=== TRECHO EXTRAÍDO ===
....

MANDANDO A REAL SOBRE PORNOGRAFIA (SEM FALSOS MORALISMOS)

Por Hermes C. Fernandes 

Nada mais ambíguo do que o sexo. Talvez por isso, Rita Lee tenha cantado que o amor é cristão, mas o sexo é pagão. Apesar de admirá-la como uma das mais completas artistas do rock nacional, devo discordar, mesmo lhe dando licença poética. Nem o amor, nem o sexo envolvem necessariamente religião. Mas entendo perfeitamente o que ela quis dizer. De fato, o cristianismo valoriza o sentimento em detrimento do prazer, como se fossem mutuamente excludentes. O amor também pode ser pagão. “Quem ama, conhece a Deus”, afirma o apóstolo João. Portanto, nem mesmo amantes ateus ficam de fora. Se há amor, ali Deus está, independentemente da crença ou da não crença. O mesmo se dá com relação ao sexo. Sim, o sexo pode ser cristão. O que não significa que tenha que ser pudico, sem graça, sem sal, cheio de escrúpulos e tabus. 

Se por um lado o sexo pode ser um instrumento de comunhão, de afeto, de expressão do amor, por outro, pode se tornar num aguilhão, capaz de nos transformar em escravos de nossos mais primitivos impulsos, despersonificando-nos, coisificando-nos. E assim, em vez de nos sentir ALGUÉM, passamos a nos sentir como um mero ALGO, abdicando-nos do propósito de amar e ser amados, por nos satisfazer com tão pouco que é usar e sermos usados. 

Tudo o que extrapola os limites do bom senso deixa de ser saudável para ser nocivo ao ser. O bom apetite se torna em gula. O sono reparador em preguiça. O bem disposto trabalhador se torna num workaholic. O beber socialmente cede ao alcoolismo. O mesmo se dá com o sexo. Num movimento pendular, saímos de um extremo ao outro. 

Quase que repentinamente, o sexo deixou de ser visto apenas como um meio de procriação para se tornar na mola que move o mundo. Não é exagero afirmar que há sexo para todo lado! Nas propagandas, na música, nas artes plásticas, nos filmes, novelas e séries de TV. Às vezes, de maneira sutil e sugestiva, doutras vezes, de maneira explícita. O mundo parece respirar sexo. E assim, o que era saudável alcança as raias da insalubridade. O bom e velho sexo cede à promiscuidade.  Conquanto o sexo seja bom e aprazível, a promiscuidade o torna sujo e repugnante, pois em vez de nos dar a sensação de plenitude tão esperada, produz uma profunda sensação de vazio existencial.

....

=== SEÇÃO DE DADOS ===

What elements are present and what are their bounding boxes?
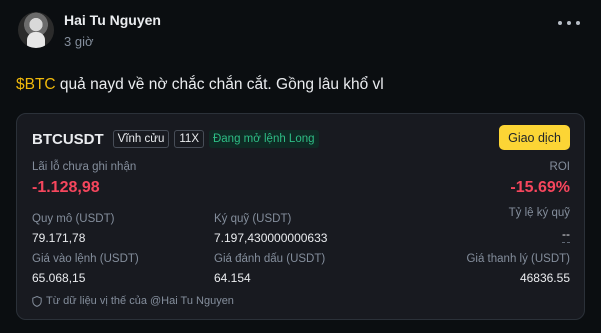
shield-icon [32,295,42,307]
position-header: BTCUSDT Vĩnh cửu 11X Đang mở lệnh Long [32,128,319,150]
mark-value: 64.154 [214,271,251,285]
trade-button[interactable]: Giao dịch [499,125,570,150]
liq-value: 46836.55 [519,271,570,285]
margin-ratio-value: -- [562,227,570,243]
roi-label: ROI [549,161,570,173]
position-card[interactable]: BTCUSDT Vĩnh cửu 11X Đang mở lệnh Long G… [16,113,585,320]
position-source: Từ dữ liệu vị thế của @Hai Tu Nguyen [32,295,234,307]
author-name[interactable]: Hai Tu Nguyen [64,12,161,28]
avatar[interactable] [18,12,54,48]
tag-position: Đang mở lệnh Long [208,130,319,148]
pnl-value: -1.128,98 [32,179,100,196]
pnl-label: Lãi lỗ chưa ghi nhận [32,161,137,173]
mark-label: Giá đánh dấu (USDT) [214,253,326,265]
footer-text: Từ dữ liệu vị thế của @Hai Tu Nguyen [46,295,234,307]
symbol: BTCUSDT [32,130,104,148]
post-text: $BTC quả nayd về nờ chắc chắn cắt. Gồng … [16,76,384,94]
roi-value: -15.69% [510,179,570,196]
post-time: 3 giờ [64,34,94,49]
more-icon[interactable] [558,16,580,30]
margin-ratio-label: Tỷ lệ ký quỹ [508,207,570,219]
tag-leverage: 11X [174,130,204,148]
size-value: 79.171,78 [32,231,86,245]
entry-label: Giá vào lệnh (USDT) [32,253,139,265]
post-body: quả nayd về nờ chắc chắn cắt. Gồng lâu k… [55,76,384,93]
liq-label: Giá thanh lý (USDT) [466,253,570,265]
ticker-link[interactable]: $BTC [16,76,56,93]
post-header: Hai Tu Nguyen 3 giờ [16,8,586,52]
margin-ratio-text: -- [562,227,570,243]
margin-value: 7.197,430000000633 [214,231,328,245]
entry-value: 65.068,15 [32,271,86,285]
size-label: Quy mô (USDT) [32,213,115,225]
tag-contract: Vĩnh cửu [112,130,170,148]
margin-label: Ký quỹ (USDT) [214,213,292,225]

....

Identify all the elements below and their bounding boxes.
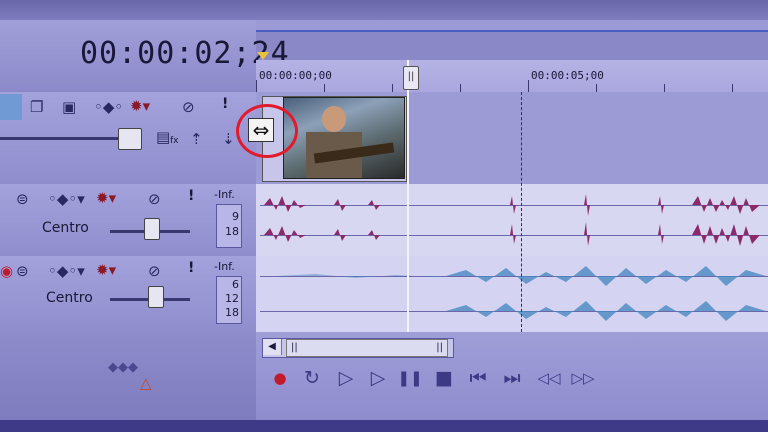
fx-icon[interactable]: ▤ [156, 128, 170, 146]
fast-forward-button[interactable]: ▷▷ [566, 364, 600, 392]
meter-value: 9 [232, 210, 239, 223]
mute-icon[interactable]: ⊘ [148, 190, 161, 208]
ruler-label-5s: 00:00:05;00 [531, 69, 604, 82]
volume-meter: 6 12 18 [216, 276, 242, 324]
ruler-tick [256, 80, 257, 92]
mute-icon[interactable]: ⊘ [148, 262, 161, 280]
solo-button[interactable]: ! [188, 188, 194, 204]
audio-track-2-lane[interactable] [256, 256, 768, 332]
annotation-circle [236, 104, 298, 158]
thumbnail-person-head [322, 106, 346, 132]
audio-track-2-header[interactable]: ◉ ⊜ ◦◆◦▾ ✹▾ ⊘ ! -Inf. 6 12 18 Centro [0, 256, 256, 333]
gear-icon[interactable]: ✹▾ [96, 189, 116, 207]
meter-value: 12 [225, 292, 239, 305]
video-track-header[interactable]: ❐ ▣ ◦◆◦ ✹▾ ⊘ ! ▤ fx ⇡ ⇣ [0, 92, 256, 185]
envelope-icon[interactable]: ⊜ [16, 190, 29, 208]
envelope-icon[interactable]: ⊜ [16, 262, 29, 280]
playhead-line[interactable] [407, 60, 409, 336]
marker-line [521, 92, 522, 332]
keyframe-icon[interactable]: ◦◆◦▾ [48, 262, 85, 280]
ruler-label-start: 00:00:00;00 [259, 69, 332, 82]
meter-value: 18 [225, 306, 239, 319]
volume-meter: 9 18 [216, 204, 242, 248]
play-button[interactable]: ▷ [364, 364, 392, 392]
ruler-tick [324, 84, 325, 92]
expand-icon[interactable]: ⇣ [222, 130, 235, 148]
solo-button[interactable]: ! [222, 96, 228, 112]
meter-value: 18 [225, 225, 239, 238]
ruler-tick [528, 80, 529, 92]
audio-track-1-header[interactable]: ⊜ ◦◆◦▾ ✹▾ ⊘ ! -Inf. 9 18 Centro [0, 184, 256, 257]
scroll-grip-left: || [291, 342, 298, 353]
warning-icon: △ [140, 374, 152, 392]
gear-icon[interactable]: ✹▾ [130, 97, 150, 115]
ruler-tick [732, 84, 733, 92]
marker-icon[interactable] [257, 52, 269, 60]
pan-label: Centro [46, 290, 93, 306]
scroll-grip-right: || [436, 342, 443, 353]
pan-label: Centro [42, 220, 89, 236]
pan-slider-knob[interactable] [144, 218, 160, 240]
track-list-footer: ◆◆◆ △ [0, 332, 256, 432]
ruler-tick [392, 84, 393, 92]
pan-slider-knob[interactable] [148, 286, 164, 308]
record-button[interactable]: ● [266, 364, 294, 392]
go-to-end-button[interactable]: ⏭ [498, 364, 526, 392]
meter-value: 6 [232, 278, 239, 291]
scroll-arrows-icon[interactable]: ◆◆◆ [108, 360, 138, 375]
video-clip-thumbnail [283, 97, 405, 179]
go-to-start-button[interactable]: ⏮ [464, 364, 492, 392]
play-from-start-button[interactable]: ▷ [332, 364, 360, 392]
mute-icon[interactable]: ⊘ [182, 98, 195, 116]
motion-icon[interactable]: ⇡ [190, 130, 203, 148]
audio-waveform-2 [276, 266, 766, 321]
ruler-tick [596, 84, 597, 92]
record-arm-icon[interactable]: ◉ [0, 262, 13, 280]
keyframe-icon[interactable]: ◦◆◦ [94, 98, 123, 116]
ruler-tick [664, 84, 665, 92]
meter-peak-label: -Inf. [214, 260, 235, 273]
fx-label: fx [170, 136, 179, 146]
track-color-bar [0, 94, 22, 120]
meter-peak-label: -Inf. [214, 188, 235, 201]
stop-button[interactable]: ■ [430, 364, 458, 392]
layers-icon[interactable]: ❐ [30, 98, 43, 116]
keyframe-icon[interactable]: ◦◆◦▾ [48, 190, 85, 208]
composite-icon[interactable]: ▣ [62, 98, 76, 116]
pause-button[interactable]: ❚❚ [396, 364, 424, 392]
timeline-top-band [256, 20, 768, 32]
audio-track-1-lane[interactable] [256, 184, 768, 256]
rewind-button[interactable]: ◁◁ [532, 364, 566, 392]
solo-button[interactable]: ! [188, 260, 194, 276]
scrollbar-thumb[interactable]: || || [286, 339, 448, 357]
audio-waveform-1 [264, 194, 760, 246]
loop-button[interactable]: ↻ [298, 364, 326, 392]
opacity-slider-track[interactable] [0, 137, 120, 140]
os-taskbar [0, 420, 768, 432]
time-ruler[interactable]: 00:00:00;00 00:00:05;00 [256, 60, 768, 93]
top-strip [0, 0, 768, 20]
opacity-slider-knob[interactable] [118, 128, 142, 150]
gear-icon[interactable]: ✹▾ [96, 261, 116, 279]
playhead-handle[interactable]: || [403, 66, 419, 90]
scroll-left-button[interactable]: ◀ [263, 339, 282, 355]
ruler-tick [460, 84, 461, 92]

....

=== TAREFA A ===
As afirmações a seguir concordam com o texto sobre sexo e promiscuidade? (i) O texto afirma que o amor e o sexo envolvem necessariamente religião. (ii) Segundo o texto, o beber socialmente cede ao alcoolismo. (iii) O texto diz que a promiscuidade produz uma sensação de plenitude. Responda sim ou não para cada uma e cite literalmente as palavras do texto que decidem a resposta.
=== TAREFA B ===
Reproduza, nos registros, as linhas desde a que contém "fx-icon[interactable]: ▤ [156, 128, 170, 146]" até a que contém "play-button[interactable]: ▷ [364, 364, 392, 392]", incluindo as duas.
O texto e os registros são materiais independentes, sem relação entre si.

=== RESULTADO A ===
(i) Não: "Nem o amor, nem o sexo envolvem necessariamente religião."
(ii) Sim: "O beber socialmente cede ao alcoolismo."
(iii) Não: "em vez de nos dar a sensação de plenitude tão esperada, produz uma profunda sensação de vazio existencial."

=== RESULTADO B ===
fx-icon[interactable]: ▤ [156, 128, 170, 146]
fast-forward-button[interactable]: ▷▷ [566, 364, 600, 392]
meter-value: 9 [232, 210, 239, 223]
mute-icon[interactable]: ⊘ [148, 190, 161, 208]
ruler-label-5s: 00:00:05;00 [531, 69, 604, 82]
volume-meter: 6 12 18 [216, 276, 242, 324]
ruler-tick [256, 80, 257, 92]
mute-icon[interactable]: ⊘ [148, 262, 161, 280]
solo-button[interactable]: ! [188, 188, 194, 204]
audio-track-2-lane[interactable] [256, 256, 768, 332]
annotation-circle [236, 104, 298, 158]
thumbnail-person-head [322, 106, 346, 132]
audio-track-2-header[interactable]: ◉ ⊜ ◦◆◦▾ ✹▾ ⊘ ! -Inf. 6 12 18 Centro [0, 256, 256, 333]
gear-icon[interactable]: ✹▾ [96, 189, 116, 207]
meter-value: 12 [225, 292, 239, 305]
video-track-header[interactable]: ❐ ▣ ◦◆◦ ✹▾ ⊘ ! ▤ fx ⇡ ⇣ [0, 92, 256, 185]
envelope-icon[interactable]: ⊜ [16, 190, 29, 208]
envelope-icon[interactable]: ⊜ [16, 262, 29, 280]
playhead-line[interactable] [407, 60, 409, 336]
marker-line [521, 92, 522, 332]
keyframe-icon[interactable]: ◦◆◦▾ [48, 262, 85, 280]
ruler-label-start: 00:00:00;00 [259, 69, 332, 82]
meter-value: 18 [225, 306, 239, 319]
volume-meter: 9 18 [216, 204, 242, 248]
play-button[interactable]: ▷ [364, 364, 392, 392]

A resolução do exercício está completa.